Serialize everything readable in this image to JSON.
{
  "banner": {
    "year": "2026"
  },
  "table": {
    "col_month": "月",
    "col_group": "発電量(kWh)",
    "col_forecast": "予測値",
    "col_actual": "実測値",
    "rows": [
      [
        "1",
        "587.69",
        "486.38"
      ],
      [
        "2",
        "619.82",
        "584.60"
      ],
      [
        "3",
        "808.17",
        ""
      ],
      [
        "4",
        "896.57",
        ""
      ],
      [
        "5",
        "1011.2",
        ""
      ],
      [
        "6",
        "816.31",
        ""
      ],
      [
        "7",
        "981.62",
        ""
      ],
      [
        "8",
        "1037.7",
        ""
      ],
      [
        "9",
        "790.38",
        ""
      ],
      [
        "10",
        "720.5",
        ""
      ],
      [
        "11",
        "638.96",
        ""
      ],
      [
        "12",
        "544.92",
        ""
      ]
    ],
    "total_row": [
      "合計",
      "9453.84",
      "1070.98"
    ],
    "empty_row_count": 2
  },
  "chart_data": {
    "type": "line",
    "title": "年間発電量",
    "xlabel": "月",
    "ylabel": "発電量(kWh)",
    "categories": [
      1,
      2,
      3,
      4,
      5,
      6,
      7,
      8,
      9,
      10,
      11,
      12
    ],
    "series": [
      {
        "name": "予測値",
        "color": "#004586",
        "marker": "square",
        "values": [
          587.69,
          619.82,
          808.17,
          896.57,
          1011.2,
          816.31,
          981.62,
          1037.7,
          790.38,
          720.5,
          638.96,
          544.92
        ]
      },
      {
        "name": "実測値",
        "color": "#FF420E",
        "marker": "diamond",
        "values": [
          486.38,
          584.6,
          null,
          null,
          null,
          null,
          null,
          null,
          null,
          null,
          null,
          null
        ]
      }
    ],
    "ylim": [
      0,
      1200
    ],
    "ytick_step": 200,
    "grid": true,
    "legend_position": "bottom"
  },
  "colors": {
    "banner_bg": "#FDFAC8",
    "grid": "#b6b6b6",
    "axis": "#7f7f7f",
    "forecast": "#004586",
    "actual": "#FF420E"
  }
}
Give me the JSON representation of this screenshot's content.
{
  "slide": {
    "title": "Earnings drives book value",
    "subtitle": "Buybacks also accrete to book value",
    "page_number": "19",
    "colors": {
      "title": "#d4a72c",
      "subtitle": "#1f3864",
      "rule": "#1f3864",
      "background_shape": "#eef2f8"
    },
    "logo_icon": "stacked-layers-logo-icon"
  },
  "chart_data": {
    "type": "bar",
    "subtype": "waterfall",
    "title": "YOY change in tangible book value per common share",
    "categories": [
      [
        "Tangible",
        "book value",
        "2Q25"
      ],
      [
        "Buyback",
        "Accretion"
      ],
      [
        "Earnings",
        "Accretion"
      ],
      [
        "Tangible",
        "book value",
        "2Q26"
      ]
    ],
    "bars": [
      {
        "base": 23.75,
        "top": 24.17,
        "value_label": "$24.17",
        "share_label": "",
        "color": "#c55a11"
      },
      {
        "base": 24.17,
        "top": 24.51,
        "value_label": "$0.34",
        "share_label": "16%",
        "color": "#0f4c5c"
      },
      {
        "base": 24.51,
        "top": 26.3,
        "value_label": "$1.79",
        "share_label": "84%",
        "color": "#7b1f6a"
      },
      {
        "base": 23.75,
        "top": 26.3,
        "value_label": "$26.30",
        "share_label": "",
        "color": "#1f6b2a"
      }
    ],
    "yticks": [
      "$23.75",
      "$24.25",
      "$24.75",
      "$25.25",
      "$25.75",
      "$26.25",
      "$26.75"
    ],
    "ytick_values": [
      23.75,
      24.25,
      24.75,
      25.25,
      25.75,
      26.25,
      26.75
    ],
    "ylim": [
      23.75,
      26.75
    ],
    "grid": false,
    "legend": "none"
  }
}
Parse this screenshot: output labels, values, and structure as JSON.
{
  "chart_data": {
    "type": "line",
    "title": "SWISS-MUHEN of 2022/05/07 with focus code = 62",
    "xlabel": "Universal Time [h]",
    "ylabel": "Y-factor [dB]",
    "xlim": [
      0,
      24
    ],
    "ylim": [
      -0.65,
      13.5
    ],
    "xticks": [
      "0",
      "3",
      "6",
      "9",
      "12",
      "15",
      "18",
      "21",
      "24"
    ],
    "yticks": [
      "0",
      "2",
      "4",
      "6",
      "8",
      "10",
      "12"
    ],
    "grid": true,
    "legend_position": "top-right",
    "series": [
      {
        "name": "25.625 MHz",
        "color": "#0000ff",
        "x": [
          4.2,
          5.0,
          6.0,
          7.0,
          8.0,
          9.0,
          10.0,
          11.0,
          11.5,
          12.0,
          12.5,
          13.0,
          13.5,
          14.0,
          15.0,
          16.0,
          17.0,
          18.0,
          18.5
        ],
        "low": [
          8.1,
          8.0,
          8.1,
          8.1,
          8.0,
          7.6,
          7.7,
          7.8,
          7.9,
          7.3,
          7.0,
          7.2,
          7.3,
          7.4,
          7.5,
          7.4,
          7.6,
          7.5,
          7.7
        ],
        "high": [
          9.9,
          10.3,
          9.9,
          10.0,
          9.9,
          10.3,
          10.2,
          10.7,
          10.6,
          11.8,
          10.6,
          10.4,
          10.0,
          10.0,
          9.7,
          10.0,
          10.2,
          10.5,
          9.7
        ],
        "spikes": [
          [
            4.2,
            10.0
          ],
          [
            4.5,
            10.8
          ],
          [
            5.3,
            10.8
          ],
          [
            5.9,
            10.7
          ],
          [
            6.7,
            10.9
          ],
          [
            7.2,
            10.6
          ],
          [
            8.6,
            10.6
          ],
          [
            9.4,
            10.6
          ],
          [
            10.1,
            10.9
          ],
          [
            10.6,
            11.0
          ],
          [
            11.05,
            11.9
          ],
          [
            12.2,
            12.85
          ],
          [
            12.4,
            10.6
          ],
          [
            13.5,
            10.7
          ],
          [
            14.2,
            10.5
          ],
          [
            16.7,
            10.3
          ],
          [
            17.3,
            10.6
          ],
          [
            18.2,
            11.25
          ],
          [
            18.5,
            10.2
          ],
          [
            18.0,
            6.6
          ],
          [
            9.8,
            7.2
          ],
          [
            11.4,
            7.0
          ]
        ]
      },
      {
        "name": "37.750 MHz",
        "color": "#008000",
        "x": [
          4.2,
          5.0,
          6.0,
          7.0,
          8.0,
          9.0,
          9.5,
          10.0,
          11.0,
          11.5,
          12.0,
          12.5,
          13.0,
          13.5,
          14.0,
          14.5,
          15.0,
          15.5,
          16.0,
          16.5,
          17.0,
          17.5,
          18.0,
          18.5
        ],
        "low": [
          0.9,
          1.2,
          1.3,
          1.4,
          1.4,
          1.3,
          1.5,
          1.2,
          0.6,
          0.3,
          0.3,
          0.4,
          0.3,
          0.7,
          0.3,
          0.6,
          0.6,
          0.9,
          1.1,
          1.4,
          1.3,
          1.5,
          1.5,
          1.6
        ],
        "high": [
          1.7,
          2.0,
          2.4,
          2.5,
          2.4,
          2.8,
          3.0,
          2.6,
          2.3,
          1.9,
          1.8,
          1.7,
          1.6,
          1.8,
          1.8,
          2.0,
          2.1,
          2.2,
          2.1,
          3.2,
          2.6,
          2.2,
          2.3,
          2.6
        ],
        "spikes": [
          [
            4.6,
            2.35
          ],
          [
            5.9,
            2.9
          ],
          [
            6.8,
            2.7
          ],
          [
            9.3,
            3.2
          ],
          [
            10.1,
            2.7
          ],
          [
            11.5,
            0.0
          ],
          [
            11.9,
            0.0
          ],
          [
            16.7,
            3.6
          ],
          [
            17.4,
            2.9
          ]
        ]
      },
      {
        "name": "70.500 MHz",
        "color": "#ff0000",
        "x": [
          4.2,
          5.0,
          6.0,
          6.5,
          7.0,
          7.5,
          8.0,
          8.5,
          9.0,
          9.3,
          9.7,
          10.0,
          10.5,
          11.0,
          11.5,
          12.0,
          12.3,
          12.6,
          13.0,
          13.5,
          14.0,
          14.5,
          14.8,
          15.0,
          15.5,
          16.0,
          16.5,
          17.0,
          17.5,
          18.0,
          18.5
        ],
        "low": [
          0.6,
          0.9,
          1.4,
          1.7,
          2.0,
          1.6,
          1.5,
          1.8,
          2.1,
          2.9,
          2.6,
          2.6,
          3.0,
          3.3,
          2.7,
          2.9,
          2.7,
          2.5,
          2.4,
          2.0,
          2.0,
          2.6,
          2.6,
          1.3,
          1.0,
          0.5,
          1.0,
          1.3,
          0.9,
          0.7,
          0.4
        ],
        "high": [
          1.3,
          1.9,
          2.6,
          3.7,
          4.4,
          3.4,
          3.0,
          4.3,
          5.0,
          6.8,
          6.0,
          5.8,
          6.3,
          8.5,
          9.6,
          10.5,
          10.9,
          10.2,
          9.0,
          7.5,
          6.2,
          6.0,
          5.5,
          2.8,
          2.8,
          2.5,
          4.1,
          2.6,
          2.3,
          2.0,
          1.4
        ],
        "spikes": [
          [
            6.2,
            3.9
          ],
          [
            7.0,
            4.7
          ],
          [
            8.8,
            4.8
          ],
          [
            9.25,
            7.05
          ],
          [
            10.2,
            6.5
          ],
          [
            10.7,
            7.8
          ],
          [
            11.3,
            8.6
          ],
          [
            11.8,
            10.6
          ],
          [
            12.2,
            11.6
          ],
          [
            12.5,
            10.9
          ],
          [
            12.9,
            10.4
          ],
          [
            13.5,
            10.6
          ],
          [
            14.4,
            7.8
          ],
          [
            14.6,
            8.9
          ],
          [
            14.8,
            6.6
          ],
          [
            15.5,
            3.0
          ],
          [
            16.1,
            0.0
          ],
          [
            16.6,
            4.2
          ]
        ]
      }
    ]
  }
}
----
▸ Instructions for the task
Search the records above for the string "name". Copy every line that contains it.

▸ Output for this task
        "name": "予測値",
        "name": "実測値",
        "name": "25.625 MHz",
        "name": "37.750 MHz",
        "name": "70.500 MHz",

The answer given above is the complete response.